(Goal of the exercise)
Write out the listing in full, matching it word for word.

Start of Dataset

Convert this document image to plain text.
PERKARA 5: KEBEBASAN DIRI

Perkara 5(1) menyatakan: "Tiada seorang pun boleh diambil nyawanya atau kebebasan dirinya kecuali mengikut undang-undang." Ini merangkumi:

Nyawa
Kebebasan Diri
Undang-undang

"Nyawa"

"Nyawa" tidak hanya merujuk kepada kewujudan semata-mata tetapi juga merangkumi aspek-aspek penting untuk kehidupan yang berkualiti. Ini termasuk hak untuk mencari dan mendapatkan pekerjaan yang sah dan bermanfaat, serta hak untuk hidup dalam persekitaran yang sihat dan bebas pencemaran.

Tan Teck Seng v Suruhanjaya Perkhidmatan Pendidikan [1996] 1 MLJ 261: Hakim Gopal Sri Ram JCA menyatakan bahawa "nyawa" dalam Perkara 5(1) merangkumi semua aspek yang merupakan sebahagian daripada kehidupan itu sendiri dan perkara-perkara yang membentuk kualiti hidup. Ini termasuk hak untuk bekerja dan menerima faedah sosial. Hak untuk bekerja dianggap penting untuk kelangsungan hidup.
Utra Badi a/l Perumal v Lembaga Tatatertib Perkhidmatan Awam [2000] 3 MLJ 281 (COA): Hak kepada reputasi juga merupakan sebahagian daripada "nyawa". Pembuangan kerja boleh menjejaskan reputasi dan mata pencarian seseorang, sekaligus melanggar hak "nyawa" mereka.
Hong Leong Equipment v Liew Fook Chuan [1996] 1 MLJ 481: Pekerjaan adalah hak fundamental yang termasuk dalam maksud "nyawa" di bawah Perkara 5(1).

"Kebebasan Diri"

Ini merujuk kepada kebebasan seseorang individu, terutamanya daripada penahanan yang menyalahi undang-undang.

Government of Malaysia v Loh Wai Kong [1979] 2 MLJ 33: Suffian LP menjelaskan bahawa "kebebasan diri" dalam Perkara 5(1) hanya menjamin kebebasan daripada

End of Dataset

(Answer to the exercise)
Convert this document image to plain text.
PERKARA 5: KEBEBASAN DIRI

Perkara 5(1) menyatakan: "Tiada seorang pun boleh diambil nyawanya atau kebebasan dirinya kecuali mengikut undang-undang." Ini merangkumi:

Nyawa
Kebebasan Diri
Undang-undang

"Nyawa"

"Nyawa" tidak hanya merujuk kepada kewujudan semata-mata tetapi juga merangkumi aspek-aspek penting untuk kehidupan yang berkualiti. Ini termasuk hak untuk mencari dan mendapatkan pekerjaan yang sah dan bermanfaat, serta hak untuk hidup dalam persekitaran yang sihat dan bebas pencemaran.

Tan Teck Seng v Suruhanjaya Perkhidmatan Pendidikan [1996] 1 MLJ 261: Hakim Gopal Sri Ram JCA menyatakan bahawa "nyawa" dalam Perkara 5(1) merangkumi semua aspek yang merupakan sebahagian daripada kehidupan itu sendiri dan perkara-perkara yang membentuk kualiti hidup. Ini termasuk hak untuk bekerja dan menerima faedah sosial. Hak untuk bekerja dianggap penting untuk kelangsungan hidup.
Utra Badi a/l Perumal v Lembaga Tatatertib Perkhidmatan Awam [2000] 3 MLJ 281 (COA): Hak kepada reputasi juga merupakan sebahagian daripada "nyawa". Pembuangan kerja boleh menjejaskan reputasi dan mata pencarian seseorang, sekaligus melanggar hak "nyawa" mereka.
Hong Leong Equipment v Liew Fook Chuan [1996] 1 MLJ 481: Pekerjaan adalah hak fundamental yang termasuk dalam maksud "nyawa" di bawah Perkara 5(1).

"Kebebasan Diri"

Ini merujuk kepada kebebasan seseorang individu, terutamanya daripada penahanan yang menyalahi undang-undang.

Government of Malaysia v Loh Wai Kong [1979] 2 MLJ 33: Suffian LP menjelaskan bahawa "kebebasan diri" dalam Perkara 5(1) hanya menjamin kebebasan daripada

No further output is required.